What needs to be done: Your answer is a single number: the count of lines that contain the string "screenshot".

Available records:
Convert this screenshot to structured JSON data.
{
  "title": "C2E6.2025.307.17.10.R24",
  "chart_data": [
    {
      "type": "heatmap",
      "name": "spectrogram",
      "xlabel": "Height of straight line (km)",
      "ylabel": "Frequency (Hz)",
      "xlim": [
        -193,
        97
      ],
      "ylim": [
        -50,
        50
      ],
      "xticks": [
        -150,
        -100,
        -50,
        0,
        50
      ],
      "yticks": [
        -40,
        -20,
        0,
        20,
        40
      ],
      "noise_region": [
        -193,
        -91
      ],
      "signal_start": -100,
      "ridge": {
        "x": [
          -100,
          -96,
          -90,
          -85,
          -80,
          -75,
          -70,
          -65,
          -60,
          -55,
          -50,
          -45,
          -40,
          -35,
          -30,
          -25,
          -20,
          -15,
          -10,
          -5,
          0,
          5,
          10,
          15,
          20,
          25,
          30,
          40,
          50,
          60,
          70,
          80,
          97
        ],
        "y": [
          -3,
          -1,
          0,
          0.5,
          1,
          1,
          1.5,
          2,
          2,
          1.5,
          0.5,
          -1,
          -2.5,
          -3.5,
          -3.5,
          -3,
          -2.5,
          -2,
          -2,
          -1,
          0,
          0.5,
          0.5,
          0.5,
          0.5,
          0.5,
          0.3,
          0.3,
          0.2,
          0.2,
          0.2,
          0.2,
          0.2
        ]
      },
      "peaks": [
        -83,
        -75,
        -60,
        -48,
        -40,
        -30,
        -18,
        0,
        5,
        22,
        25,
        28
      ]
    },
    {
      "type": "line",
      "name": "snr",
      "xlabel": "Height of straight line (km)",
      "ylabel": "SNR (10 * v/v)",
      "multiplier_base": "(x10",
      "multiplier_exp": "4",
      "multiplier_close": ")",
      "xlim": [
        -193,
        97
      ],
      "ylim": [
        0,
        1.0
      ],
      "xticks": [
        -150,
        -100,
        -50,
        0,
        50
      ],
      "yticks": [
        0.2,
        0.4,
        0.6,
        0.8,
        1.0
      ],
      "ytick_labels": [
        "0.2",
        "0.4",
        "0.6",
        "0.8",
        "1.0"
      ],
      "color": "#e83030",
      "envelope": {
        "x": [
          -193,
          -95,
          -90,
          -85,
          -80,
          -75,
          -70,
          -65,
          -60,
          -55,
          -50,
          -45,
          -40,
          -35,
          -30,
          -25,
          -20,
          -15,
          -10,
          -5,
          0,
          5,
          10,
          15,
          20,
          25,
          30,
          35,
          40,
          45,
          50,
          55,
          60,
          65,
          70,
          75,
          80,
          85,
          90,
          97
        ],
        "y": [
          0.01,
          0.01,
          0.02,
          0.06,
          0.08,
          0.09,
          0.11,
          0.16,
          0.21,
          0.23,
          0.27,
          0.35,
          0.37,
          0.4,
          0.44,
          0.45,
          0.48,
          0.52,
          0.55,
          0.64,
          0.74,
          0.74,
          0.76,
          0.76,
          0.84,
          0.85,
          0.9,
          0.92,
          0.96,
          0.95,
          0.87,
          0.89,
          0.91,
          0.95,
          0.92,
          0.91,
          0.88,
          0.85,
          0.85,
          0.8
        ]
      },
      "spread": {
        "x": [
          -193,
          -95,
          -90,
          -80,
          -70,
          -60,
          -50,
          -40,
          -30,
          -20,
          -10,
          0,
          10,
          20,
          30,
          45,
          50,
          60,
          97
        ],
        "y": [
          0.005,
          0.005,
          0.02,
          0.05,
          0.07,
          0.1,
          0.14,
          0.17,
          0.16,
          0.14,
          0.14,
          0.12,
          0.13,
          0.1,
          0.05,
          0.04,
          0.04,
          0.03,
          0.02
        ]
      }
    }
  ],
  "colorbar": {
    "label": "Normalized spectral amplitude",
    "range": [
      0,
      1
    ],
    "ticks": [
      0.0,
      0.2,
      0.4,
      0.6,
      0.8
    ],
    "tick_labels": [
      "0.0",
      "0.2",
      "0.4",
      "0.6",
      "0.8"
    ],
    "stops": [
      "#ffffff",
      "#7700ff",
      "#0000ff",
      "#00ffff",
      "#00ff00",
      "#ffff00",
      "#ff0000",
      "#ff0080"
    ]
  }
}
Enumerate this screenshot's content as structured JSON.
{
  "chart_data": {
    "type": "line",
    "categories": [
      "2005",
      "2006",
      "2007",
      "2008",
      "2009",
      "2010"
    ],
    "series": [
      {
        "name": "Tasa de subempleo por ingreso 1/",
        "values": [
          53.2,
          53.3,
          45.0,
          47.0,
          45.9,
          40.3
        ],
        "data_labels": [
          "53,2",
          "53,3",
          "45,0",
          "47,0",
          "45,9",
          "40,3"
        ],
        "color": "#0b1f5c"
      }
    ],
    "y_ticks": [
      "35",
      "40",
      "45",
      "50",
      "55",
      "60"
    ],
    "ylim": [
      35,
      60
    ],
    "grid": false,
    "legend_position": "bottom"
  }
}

Task output: 2